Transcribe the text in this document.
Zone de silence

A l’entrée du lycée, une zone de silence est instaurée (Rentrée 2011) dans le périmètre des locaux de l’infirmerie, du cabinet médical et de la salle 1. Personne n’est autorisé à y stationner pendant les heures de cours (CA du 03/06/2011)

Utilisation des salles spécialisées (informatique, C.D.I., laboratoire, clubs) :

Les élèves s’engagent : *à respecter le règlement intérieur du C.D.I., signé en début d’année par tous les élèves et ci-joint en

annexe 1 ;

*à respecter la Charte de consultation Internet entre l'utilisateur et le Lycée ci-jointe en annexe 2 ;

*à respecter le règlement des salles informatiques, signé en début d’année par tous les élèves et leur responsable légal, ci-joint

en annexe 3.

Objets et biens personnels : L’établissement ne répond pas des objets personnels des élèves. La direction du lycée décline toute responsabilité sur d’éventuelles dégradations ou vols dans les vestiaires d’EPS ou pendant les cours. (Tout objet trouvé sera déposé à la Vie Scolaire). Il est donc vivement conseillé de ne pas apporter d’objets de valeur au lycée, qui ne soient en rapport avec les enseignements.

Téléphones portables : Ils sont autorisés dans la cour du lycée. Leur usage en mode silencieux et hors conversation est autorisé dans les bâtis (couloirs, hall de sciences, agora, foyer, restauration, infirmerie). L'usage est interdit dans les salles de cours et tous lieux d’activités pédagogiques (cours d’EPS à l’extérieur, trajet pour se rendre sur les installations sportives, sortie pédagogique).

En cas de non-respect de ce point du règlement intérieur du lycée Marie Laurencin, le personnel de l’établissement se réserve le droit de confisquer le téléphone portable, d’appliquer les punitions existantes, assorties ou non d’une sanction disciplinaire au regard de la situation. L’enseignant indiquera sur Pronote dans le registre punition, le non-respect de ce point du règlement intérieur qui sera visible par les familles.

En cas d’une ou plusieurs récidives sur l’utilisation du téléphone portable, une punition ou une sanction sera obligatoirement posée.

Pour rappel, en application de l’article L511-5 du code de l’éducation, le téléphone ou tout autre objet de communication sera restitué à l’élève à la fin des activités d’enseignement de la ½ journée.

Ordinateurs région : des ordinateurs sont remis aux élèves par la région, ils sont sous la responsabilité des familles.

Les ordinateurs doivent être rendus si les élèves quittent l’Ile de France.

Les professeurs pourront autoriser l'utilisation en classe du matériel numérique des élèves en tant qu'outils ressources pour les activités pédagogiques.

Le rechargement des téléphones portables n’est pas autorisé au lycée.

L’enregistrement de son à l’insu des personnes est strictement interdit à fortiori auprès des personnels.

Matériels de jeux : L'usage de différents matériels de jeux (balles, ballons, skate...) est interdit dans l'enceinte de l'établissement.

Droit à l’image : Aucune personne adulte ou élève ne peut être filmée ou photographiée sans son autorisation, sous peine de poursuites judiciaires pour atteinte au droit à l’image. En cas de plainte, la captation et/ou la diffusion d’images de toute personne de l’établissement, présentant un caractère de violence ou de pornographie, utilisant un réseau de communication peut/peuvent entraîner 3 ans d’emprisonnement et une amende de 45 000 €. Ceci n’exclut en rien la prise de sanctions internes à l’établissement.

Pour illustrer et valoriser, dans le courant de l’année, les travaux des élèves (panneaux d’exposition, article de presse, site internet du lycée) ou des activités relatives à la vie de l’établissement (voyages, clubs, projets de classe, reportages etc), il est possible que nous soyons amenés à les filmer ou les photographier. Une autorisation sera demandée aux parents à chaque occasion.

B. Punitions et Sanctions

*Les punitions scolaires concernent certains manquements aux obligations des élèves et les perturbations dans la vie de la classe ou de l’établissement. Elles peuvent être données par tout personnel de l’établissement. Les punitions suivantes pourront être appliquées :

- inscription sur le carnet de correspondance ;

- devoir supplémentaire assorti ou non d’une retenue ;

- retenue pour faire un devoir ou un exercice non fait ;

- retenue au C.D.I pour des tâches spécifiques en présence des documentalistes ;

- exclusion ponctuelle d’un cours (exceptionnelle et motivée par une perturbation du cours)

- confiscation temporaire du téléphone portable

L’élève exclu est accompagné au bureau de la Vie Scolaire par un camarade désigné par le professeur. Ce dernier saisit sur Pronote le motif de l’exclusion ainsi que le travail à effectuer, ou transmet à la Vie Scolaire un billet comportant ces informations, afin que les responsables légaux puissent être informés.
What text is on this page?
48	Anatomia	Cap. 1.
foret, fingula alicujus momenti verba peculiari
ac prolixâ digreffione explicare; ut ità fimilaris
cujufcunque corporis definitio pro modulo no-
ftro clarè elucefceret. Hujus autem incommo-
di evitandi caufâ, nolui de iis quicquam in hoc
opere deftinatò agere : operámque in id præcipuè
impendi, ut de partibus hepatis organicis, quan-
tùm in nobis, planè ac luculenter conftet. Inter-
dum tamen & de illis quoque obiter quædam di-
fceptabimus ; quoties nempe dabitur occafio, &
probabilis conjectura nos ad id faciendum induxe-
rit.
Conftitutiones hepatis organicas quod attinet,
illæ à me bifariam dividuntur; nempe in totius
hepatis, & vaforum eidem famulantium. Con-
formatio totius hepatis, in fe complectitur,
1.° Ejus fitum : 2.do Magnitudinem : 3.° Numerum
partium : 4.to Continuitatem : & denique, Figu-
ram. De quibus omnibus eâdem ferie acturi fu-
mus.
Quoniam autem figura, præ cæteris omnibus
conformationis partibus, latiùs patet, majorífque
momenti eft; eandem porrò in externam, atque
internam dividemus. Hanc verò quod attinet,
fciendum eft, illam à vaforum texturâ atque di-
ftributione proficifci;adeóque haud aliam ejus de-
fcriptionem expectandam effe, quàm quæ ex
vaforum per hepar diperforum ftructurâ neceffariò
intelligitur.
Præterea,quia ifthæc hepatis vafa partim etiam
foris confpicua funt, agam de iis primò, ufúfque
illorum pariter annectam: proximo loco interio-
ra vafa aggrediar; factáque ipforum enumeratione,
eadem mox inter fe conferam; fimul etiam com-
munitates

-------------------------

• **Task goal**
All the data must be duplicated exactly, with nothing added or removed.

• **The result**
Transcribe the text in this document.
Zone de silence

A l’entrée du lycée, une zone de silence est instaurée (Rentrée 2011) dans le périmètre des locaux de l’infirmerie, du cabinet médical et de la salle 1. Personne n’est autorisé à y stationner pendant les heures de cours (CA du 03/06/2011)

Utilisation des salles spécialisées (informatique, C.D.I., laboratoire, clubs) :

Les élèves s’engagent : *à respecter le règlement intérieur du C.D.I., signé en début d’année par tous les élèves et ci-joint en

annexe 1 ;

*à respecter la Charte de consultation Internet entre l'utilisateur et le Lycée ci-jointe en annexe 2 ;

*à respecter le règlement des salles informatiques, signé en début d’année par tous les élèves et leur responsable légal, ci-joint

en annexe 3.

Objets et biens personnels : L’établissement ne répond pas des objets personnels des élèves. La direction du lycée décline toute responsabilité sur d’éventuelles dégradations ou vols dans les vestiaires d’EPS ou pendant les cours. (Tout objet trouvé sera déposé à la Vie Scolaire). Il est donc vivement conseillé de ne pas apporter d’objets de valeur au lycée, qui ne soient en rapport avec les enseignements.

Téléphones portables : Ils sont autorisés dans la cour du lycée. Leur usage en mode silencieux et hors conversation est autorisé dans les bâtis (couloirs, hall de sciences, agora, foyer, restauration, infirmerie). L'usage est interdit dans les salles de cours et tous lieux d’activités pédagogiques (cours d’EPS à l’extérieur, trajet pour se rendre sur les installations sportives, sortie pédagogique).

En cas de non-respect de ce point du règlement intérieur du lycée Marie Laurencin, le personnel de l’établissement se réserve le droit de confisquer le téléphone portable, d’appliquer les punitions existantes, assorties ou non d’une sanction disciplinaire au regard de la situation. L’enseignant indiquera sur Pronote dans le registre punition, le non-respect de ce point du règlement intérieur qui sera visible par les familles.

En cas d’une ou plusieurs récidives sur l’utilisation du téléphone portable, une punition ou une sanction sera obligatoirement posée.

Pour rappel, en application de l’article L511-5 du code de l’éducation, le téléphone ou tout autre objet de communication sera restitué à l’élève à la fin des activités d’enseignement de la ½ journée.

Ordinateurs région : des ordinateurs sont remis aux élèves par la région, ils sont sous la responsabilité des familles.

Les ordinateurs doivent être rendus si les élèves quittent l’Ile de France.

Les professeurs pourront autoriser l'utilisation en classe du matériel numérique des élèves en tant qu'outils ressources pour les activités pédagogiques.

Le rechargement des téléphones portables n’est pas autorisé au lycée.

L’enregistrement de son à l’insu des personnes est strictement interdit à fortiori auprès des personnels.

Matériels de jeux : L'usage de différents matériels de jeux (balles, ballons, skate...) est interdit dans l'enceinte de l'établissement.

Droit à l’image : Aucune personne adulte ou élève ne peut être filmée ou photographiée sans son autorisation, sous peine de poursuites judiciaires pour atteinte au droit à l’image. En cas de plainte, la captation et/ou la diffusion d’images de toute personne de l’établissement, présentant un caractère de violence ou de pornographie, utilisant un réseau de communication peut/peuvent entraîner 3 ans d’emprisonnement et une amende de 45 000 €. Ceci n’exclut en rien la prise de sanctions internes à l’établissement.

Pour illustrer et valoriser, dans le courant de l’année, les travaux des élèves (panneaux d’exposition, article de presse, site internet du lycée) ou des activités relatives à la vie de l’établissement (voyages, clubs, projets de classe, reportages etc), il est possible que nous soyons amenés à les filmer ou les photographier. Une autorisation sera demandée aux parents à chaque occasion.

B. Punitions et Sanctions

*Les punitions scolaires concernent certains manquements aux obligations des élèves et les perturbations dans la vie de la classe ou de l’établissement. Elles peuvent être données par tout personnel de l’établissement. Les punitions suivantes pourront être appliquées :

- inscription sur le carnet de correspondance ;

- devoir supplémentaire assorti ou non d’une retenue ;

- retenue pour faire un devoir ou un exercice non fait ;

- retenue au C.D.I pour des tâches spécifiques en présence des documentalistes ;

- exclusion ponctuelle d’un cours (exceptionnelle et motivée par une perturbation du cours)

- confiscation temporaire du téléphone portable

L’élève exclu est accompagné au bureau de la Vie Scolaire par un camarade désigné par le professeur. Ce dernier saisit sur Pronote le motif de l’exclusion ainsi que le travail à effectuer, ou transmet à la Vie Scolaire un billet comportant ces informations, afin que les responsables légaux puissent être informés.
What text is on this page?
48	Anatomia	Cap. 1.
foret, fingula alicujus momenti verba peculiari
ac prolixâ digreffione explicare; ut ità fimilaris
cujufcunque corporis definitio pro modulo no-
ftro clarè elucefceret. Hujus autem incommo-
di evitandi caufâ, nolui de iis quicquam in hoc
opere deftinatò agere : operámque in id præcipuè
impendi, ut de partibus hepatis organicis, quan-
tùm in nobis, planè ac luculenter conftet. Inter-
dum tamen & de illis quoque obiter quædam di-
fceptabimus ; quoties nempe dabitur occafio, &
probabilis conjectura nos ad id faciendum induxe-
rit.
Conftitutiones hepatis organicas quod attinet,
illæ à me bifariam dividuntur; nempe in totius
hepatis, & vaforum eidem famulantium. Con-
formatio totius hepatis, in fe complectitur,
1.° Ejus fitum : 2.do Magnitudinem : 3.° Numerum
partium : 4.to Continuitatem : & denique, Figu-
ram. De quibus omnibus eâdem ferie acturi fu-
mus.
Quoniam autem figura, præ cæteris omnibus
conformationis partibus, latiùs patet, majorífque
momenti eft; eandem porrò in externam, atque
internam dividemus. Hanc verò quod attinet,
fciendum eft, illam à vaforum texturâ atque di-
ftributione proficifci;adeóque haud aliam ejus de-
fcriptionem expectandam effe, quàm quæ ex
vaforum per hepar diperforum ftructurâ neceffariò
intelligitur.
Præterea,quia ifthæc hepatis vafa partim etiam
foris confpicua funt, agam de iis primò, ufúfque
illorum pariter annectam: proximo loco interio-
ra vafa aggrediar; factáque ipforum enumeratione,
eadem mox inter fe conferam; fimul etiam com-
munitates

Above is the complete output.